WHAT THE EXERCISE ASKS: Output every line exactly as written. Leave out pictures.

DATA SHOWN:
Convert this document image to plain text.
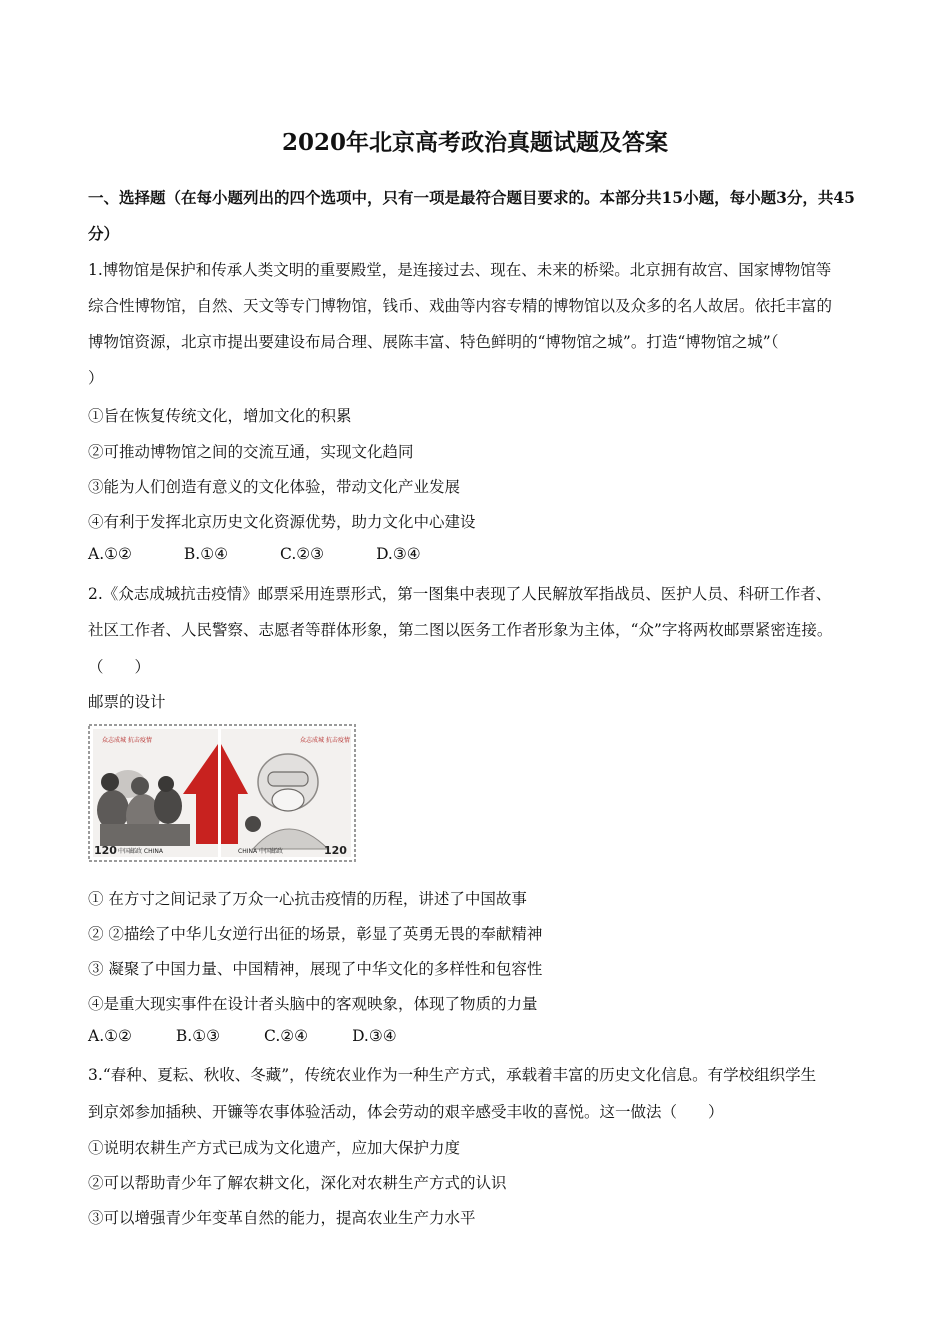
2020年北京高考政治真题试题及答案
一、选择题（在每小题列出的四个选项中，只有一项是最符合题目要求的。本部分共15小题，每小题3分，共45
分）
1.博物馆是保护和传承人类文明的重要殿堂，是连接过去、现在、未来的桥梁。北京拥有故宫、国家博物馆等
综合性博物馆，自然、天文等专门博物馆，钱币、戏曲等内容专精的博物馆以及众多的名人故居。依托丰富的
博物馆资源，北京市提出要建设布局合理、展陈丰富、特色鲜明的“博物馆之城”。打造“博物馆之城”（
）
①旨在恢复传统文化，增加文化的积累
②可推动博物馆之间的交流互通，实现文化趋同
③能为人们创造有意义的文化体验，带动文化产业发展
④有利于发挥北京历史文化资源优势，助力文化中心建设
A.①②	B.①④	C.②③	D.③④
2.《众志成城抗击疫情》邮票采用连票形式，第一图集中表现了人民解放军指战员、医护人员、科研工作者、
社区工作者、人民警察、志愿者等群体形象，第二图以医务工作者形象为主体，“众”字将两枚邮票紧密连接。
（　　）
邮票的设计
众志成城 抗击疫情
120 中国邮政 CHINA
众志成城 抗击疫情
CHINA 中国邮政	120
① 在方寸之间记录了万众一心抗击疫情的历程，讲述了中国故事
② ②描绘了中华儿女逆行出征的场景，彰显了英勇无畏的奉献精神
③ 凝聚了中国力量、中国精神，展现了中华文化的多样性和包容性
④是重大现实事件在设计者头脑中的客观映象，体现了物质的力量
A.①②	B.①③	C.②④	D.③④
3.“春种、夏耘、秋收、冬藏”，传统农业作为一种生产方式，承载着丰富的历史文化信息。有学校组织学生
到京郊参加插秧、开镰等农事体验活动，体会劳动的艰辛感受丰收的喜悦。这一做法（　　）
①说明农耕生产方式已成为文化遗产，应加大保护力度
②可以帮助青少年了解农耕文化，深化对农耕生产方式的认识
③可以增强青少年变革自然的能力，提高农业生产力水平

EXERCISE RESPONSE:
Convert this document image to plain text.
2020年北京高考政治真题试题及答案
一、选择题（在每小题列出的四个选项中，只有一项是最符合题目要求的。本部分共15小题，每小题3分，共45
分）
1.博物馆是保护和传承人类文明的重要殿堂，是连接过去、现在、未来的桥梁。北京拥有故宫、国家博物馆等
综合性博物馆，自然、天文等专门博物馆，钱币、戏曲等内容专精的博物馆以及众多的名人故居。依托丰富的
博物馆资源，北京市提出要建设布局合理、展陈丰富、特色鲜明的“博物馆之城”。打造“博物馆之城”（
）
①旨在恢复传统文化，增加文化的积累
②可推动博物馆之间的交流互通，实现文化趋同
③能为人们创造有意义的文化体验，带动文化产业发展
④有利于发挥北京历史文化资源优势，助力文化中心建设
A.①②	B.①④	C.②③	D.③④
2.《众志成城抗击疫情》邮票采用连票形式，第一图集中表现了人民解放军指战员、医护人员、科研工作者、
社区工作者、人民警察、志愿者等群体形象，第二图以医务工作者形象为主体，“众”字将两枚邮票紧密连接。
（　　）
邮票的设计
众志成城 抗击疫情
120 中国邮政 CHINA
众志成城 抗击疫情
CHINA 中国邮政	120
① 在方寸之间记录了万众一心抗击疫情的历程，讲述了中国故事
② ②描绘了中华儿女逆行出征的场景，彰显了英勇无畏的奉献精神
③ 凝聚了中国力量、中国精神，展现了中华文化的多样性和包容性
④是重大现实事件在设计者头脑中的客观映象，体现了物质的力量
A.①②	B.①③	C.②④	D.③④
3.“春种、夏耘、秋收、冬藏”，传统农业作为一种生产方式，承载着丰富的历史文化信息。有学校组织学生
到京郊参加插秧、开镰等农事体验活动，体会劳动的艰辛感受丰收的喜悦。这一做法（　　）
①说明农耕生产方式已成为文化遗产，应加大保护力度
②可以帮助青少年了解农耕文化，深化对农耕生产方式的认识
③可以增强青少年变革自然的能力，提高农业生产力水平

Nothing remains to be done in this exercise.